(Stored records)
▶

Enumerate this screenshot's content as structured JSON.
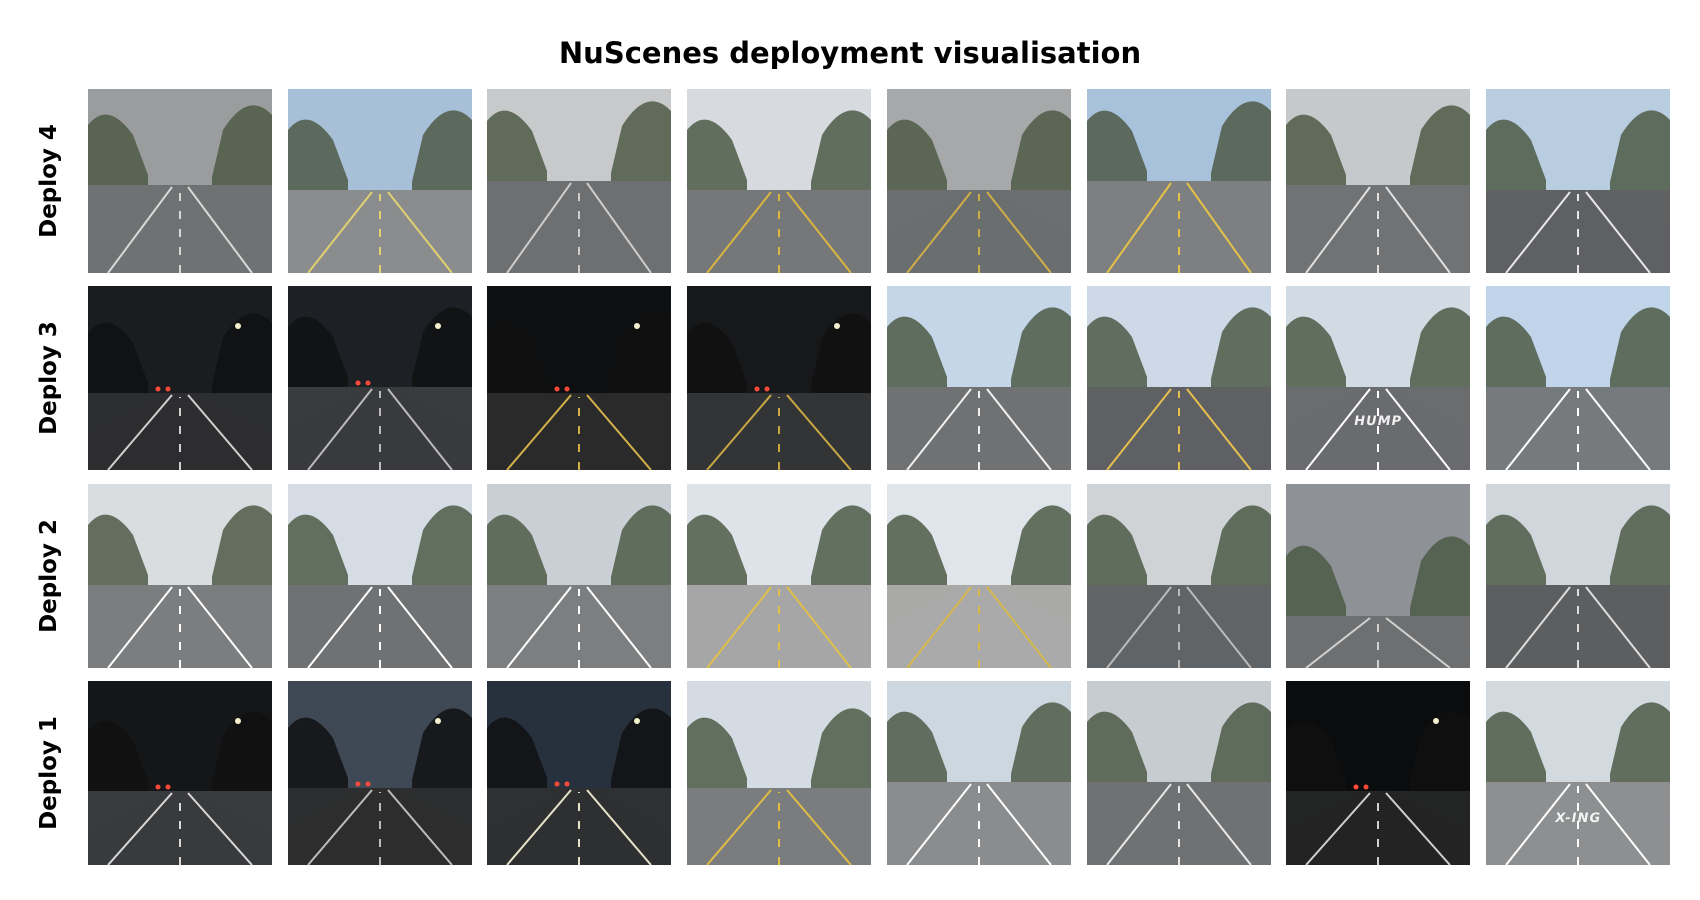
{
  "title": "NuScenes deployment visualisation",
  "rows": [
    {
      "label": "Deploy 4",
      "tiles": [
        {
          "sky": "#9a9c9d",
          "ground": "#6f7273",
          "lines": "#d8d8d8",
          "horizon": 0.52,
          "dark": false
        },
        {
          "sky": "#a8bfd8",
          "ground": "#8a8c8e",
          "lines": "#e0d070",
          "horizon": 0.55,
          "dark": false
        },
        {
          "sky": "#c7c9ca",
          "ground": "#6e6f70",
          "lines": "#cccccc",
          "horizon": 0.5,
          "dark": false
        },
        {
          "sky": "#d7dade",
          "ground": "#757779",
          "lines": "#d9b640",
          "horizon": 0.55,
          "dark": false
        },
        {
          "sky": "#a6a8a9",
          "ground": "#6c6e6f",
          "lines": "#cfae48",
          "horizon": 0.55,
          "dark": false
        },
        {
          "sky": "#a9c2db",
          "ground": "#7d7f81",
          "lines": "#e4c24a",
          "horizon": 0.5,
          "dark": false
        },
        {
          "sky": "#c6c9cb",
          "ground": "#707274",
          "lines": "#e0e0e0",
          "horizon": 0.52,
          "dark": false
        },
        {
          "sky": "#b9cde0",
          "ground": "#5f6163",
          "lines": "#e8e8e8",
          "horizon": 0.55,
          "dark": false
        }
      ]
    },
    {
      "label": "Deploy 3",
      "tiles": [
        {
          "sky": "#1a1c1f",
          "ground": "#2d2e30",
          "lines": "#d0d0d0",
          "horizon": 0.58,
          "dark": true
        },
        {
          "sky": "#1d2126",
          "ground": "#3a3b3d",
          "lines": "#bbbbbb",
          "horizon": 0.55,
          "dark": true
        },
        {
          "sky": "#0e0f10",
          "ground": "#2a2a2b",
          "lines": "#d3b04a",
          "horizon": 0.58,
          "dark": true
        },
        {
          "sky": "#16181a",
          "ground": "#333436",
          "lines": "#c9a843",
          "horizon": 0.58,
          "dark": true
        },
        {
          "sky": "#c4d6e8",
          "ground": "#6f7173",
          "lines": "#f0f0f0",
          "horizon": 0.55,
          "dark": false
        },
        {
          "sky": "#cdd9e6",
          "ground": "#5f6163",
          "lines": "#e6c04e",
          "horizon": 0.55,
          "dark": false
        },
        {
          "sky": "#d2dbe4",
          "ground": "#6a6c6e",
          "lines": "#ffffff",
          "horizon": 0.55,
          "dark": false
        },
        {
          "sky": "#c1d5ea",
          "ground": "#777a7c",
          "lines": "#ffffff",
          "horizon": 0.55,
          "dark": false
        }
      ]
    },
    {
      "label": "Deploy 2",
      "tiles": [
        {
          "sky": "#d9dde0",
          "ground": "#7b7d7f",
          "lines": "#ffffff",
          "horizon": 0.55,
          "dark": false
        },
        {
          "sky": "#d5dce3",
          "ground": "#6f7173",
          "lines": "#ffffff",
          "horizon": 0.55,
          "dark": false
        },
        {
          "sky": "#c9cfd4",
          "ground": "#7c7e80",
          "lines": "#ffffff",
          "horizon": 0.55,
          "dark": false
        },
        {
          "sky": "#dde3e8",
          "ground": "#a5a6a5",
          "lines": "#e0bf4a",
          "horizon": 0.55,
          "dark": false
        },
        {
          "sky": "#dfe5ea",
          "ground": "#a9aaa8",
          "lines": "#d6b84c",
          "horizon": 0.55,
          "dark": false
        },
        {
          "sky": "#cfd3d6",
          "ground": "#626466",
          "lines": "#bbbbbb",
          "horizon": 0.55,
          "dark": false
        },
        {
          "sky": "#8e9296",
          "ground": "#6d6f71",
          "lines": "#d0d0d0",
          "horizon": 0.72,
          "dark": false
        },
        {
          "sky": "#d0d6db",
          "ground": "#5c5e60",
          "lines": "#dddddd",
          "horizon": 0.55,
          "dark": false
        }
      ]
    },
    {
      "label": "Deploy 1",
      "tiles": [
        {
          "sky": "#141618",
          "ground": "#3a3b3c",
          "lines": "#d8d8d8",
          "horizon": 0.6,
          "dark": true
        },
        {
          "sky": "#3f4956",
          "ground": "#2d2e2f",
          "lines": "#bdbdbd",
          "horizon": 0.58,
          "dark": true
        },
        {
          "sky": "#27313d",
          "ground": "#2f3031",
          "lines": "#e7e2c8",
          "horizon": 0.58,
          "dark": true
        },
        {
          "sky": "#d4dbe2",
          "ground": "#7a7c7e",
          "lines": "#e0bd45",
          "horizon": 0.58,
          "dark": false
        },
        {
          "sky": "#cdd7e0",
          "ground": "#8a8c8e",
          "lines": "#ffffff",
          "horizon": 0.55,
          "dark": false
        },
        {
          "sky": "#c7ccd1",
          "ground": "#6f7173",
          "lines": "#e8e8e8",
          "horizon": 0.55,
          "dark": false
        },
        {
          "sky": "#0b0c0d",
          "ground": "#232424",
          "lines": "#cfcfcf",
          "horizon": 0.6,
          "dark": true
        },
        {
          "sky": "#d2d9df",
          "ground": "#8d8f91",
          "lines": "#ffffff",
          "horizon": 0.55,
          "dark": false
        }
      ]
    }
  ],
  "road_markings": {
    "deploy3_tile7": "HUMP",
    "deploy1_tile8": "X-ING"
  }
}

◀

▸ **WHAT IS ASKED**
Count every line bearing the word "label"; report the total only.

▸ **OUTPUT OF THE EXERCISE**
4